• _STATED EXERCISE A_
Answer these from the email on comparing Python objects:
(i) Besides "is", which comparison operator do most such objects already have by default?
(ii) How long might r1 == r2 potentially block in the HTTP response example?
(iii) Which two Python versions are named as ones some classes still need to work with?
• _STATED EXERCISE B_
Can you write the next part of the email on comparing Python objects, picking up after its final sentence?

On Sep 25, 2019, at 02:15, Sébastien Eskenaz <s.eskenaz@pixelz.com> wrote:
Hello,
Several libraries have complex objects but no comparison operators for them other than "is" which checks if we are comparing an object with itself.
Most of them also have == which does the same comparison, because you get that by default. Breaking that would be a backward compatibility nightmare. And the ones that don’t have deliberately disabled equality comparison, probably for some good reason, so it’s probably an even worse idea to break them.
It would be quite nice to be able to compare any two objects together.
Sure, but there’s no rule that makes sense for every type. There is a large set of classes where “compare for equality by comparing all attributes for equality” makes perfect sense. And even a pretty large subset of that where “compare for order by comparing attributes lexicographically in their natural attribute order” makes sense too. But it’s definitely not all classes. For example, let’s say you have a DOM node class. Presumably you want == to be true of two nodes that head equal (sub)trees. But if the children are accessed by a method call, or by iterating, not by an attribute, your algorithm does the wrong thing. Or, if there’s a back link to the parent that is an attribute, again it does the wrong thing. Not to mention that, because Python is ridiculously dynamic, you can have classes where there’s not even a way to get a list of all attributes—think of a remote proxy or a bridge to another language. Also, even for some classes that _could_ be correctly compared this way, it still might not be a good idea. For example, comparing two HTTP responses by their content arguably does the right thing. But do you want r1 == r2 to potentially block for 20 seconds while it downloads two complete resources over the network? To compare both raw content and decoded text because there are properties for both even though they’re redundant? To raise an exception about a network error? I think “classes that you’d want to compare by lexicographically comparing attributes” overlaps pretty well with “classes that could have been defined with @dataclass”. Classes that actually _are_ defined with @dataclass already get comparison operators for free, but there are tons of classes that maybe would use @dataclass in an ideal world, but they predate it, or need to work with Python 3.5 or 2.7, or need a custom metaclass, or have some behavior that doesn’t play nice with some of the limitations of @dataclass, etc. So those are the ones you care about. If your algorithm would work for 90% of those classes (which means you don’t need to deal with every weird edge case—just declare that Infinite attribute cycles aren’t part of the 90% you handle), and you had an easy way to monkeypatch or wrap the handful of classes you actually need to compare on a given app, would that be good enough? Because I think you could write that pretty easily, and it might give you everything you’re looking for.

• _DATASET SECTION_
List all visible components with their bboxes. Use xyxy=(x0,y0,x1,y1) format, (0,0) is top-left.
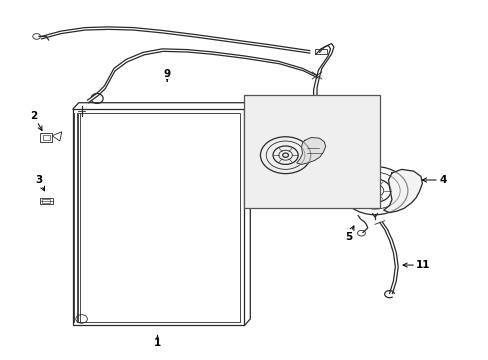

• _TASK RESULT A_
(i) ==
(ii) 20 seconds
(iii) Python 3.5 and 2.7

• _TASK RESULT B_
Sorry for not being clear enough. The default back to object identity is exactly the issue here. Here is the example that got me to make this function: I have a class `dataset` which can be built as follows: `mydata1 = dataset('path/to/dataset1')` Then I can create a second dataset `mydata2 = dataset('path/to/dataset1')` (no typo about `path/to/dataset1`, it is a 1). Thus testing `mydata1==mydata2` will return false while they actually contain the same information and data. Regarding parent class comparison, I would assume that there is a good reason to have made that class `MyStr` hence either some of its methods or attributes will end up being different from `str`. So testing directly for the class is only a faster way to find the difference. I don't really see the problem with saying that objects of two different classes will always be different (unless the object implements its own `__eq__` function in which case the user can use the `==` operator). It's like comparing apples to oranges. They're bound to be different. Just in case that this is ambiguous too: I am not suggesting to change the behaviour of the equality operator, just to provide the user with an extra function for a more comprehensive (and slower) comparison operator/function. I also found another workaround for my case (pass the constructor parameters instead of the object) but I just thought it could be useful to others. Turns out maybe not :-) Sorry for the disturbance then. I didn't know about @dataclass, I'll look into that. Thanks for the pointer. Best regards, *Sébastien Eskenazi* <http://goog_31297828> <https://www.pixelz.com> Pixelz 15th Floor, Detech Tower 2 Building, 107 Nguyen Phong Sac, Hanoi, Vietnam <https://www.linkedin.com/in/sebastieneskenazi/> Beautiful Images Sell Products Learn eCommerce Photography and Image Editing Tips on the Pixelz Blog <http://www.pixelz.com/blog/>! On Thu, 26 Sep 2019 at 09:58, Andrew Barnert <abarnert@yahoo.com> wrote:

On Sep 26, 2019, at 19:34, Sébastien Eskenaz <s.eskenaz@pixelz.com> wrote:
Regarding parent class comparison, I would assume that there is a good reason to have made that class `MyStr` hence either some of its methods or attributes will end up being different from `str`.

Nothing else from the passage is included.